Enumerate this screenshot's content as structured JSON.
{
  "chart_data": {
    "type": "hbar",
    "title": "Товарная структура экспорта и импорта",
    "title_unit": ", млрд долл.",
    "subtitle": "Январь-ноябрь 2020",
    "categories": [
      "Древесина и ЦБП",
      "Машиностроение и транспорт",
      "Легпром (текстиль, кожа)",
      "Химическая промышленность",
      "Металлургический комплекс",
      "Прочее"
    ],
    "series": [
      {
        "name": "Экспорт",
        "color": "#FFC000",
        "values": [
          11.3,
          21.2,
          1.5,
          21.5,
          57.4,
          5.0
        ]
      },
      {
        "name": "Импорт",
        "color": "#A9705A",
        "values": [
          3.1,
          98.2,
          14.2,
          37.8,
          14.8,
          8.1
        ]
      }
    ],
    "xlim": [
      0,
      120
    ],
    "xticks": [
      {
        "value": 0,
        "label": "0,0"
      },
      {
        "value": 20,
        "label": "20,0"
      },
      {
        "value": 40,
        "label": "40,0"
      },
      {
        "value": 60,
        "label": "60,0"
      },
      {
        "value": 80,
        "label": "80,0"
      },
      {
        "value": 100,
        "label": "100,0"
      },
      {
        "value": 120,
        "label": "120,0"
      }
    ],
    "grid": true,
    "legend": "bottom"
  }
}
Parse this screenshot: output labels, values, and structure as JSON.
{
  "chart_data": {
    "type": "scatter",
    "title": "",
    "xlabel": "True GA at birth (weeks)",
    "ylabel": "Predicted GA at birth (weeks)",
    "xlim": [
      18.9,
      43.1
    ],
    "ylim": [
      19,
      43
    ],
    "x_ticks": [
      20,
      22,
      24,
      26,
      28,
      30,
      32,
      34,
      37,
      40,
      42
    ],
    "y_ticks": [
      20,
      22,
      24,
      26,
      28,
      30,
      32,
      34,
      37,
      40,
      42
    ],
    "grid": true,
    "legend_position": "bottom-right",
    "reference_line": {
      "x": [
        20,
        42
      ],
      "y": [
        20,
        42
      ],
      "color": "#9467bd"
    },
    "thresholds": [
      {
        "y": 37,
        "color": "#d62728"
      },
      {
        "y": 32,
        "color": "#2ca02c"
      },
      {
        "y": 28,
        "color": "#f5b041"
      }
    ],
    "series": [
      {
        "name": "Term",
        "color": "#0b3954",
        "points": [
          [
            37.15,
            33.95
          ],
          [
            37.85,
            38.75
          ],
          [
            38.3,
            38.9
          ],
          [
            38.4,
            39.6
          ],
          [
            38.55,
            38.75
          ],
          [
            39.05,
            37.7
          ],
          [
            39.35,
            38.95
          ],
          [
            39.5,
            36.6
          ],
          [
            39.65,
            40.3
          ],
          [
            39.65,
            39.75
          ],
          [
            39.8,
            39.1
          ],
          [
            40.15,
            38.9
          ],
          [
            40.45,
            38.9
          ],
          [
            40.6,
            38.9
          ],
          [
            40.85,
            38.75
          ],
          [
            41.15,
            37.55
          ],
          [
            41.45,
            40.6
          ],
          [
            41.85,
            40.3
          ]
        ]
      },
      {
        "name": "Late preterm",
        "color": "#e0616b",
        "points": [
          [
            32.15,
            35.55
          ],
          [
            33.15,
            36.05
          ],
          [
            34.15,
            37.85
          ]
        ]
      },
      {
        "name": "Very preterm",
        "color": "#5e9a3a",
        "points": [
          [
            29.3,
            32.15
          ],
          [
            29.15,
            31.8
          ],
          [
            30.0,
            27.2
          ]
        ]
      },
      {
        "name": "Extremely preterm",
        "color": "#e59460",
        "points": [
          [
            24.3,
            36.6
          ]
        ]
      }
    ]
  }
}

## What this task involves
Select every line in the records above that contains the word "bottom".

## Answer in full
    "legend": "bottom"
    "legend_position": "bottom-right",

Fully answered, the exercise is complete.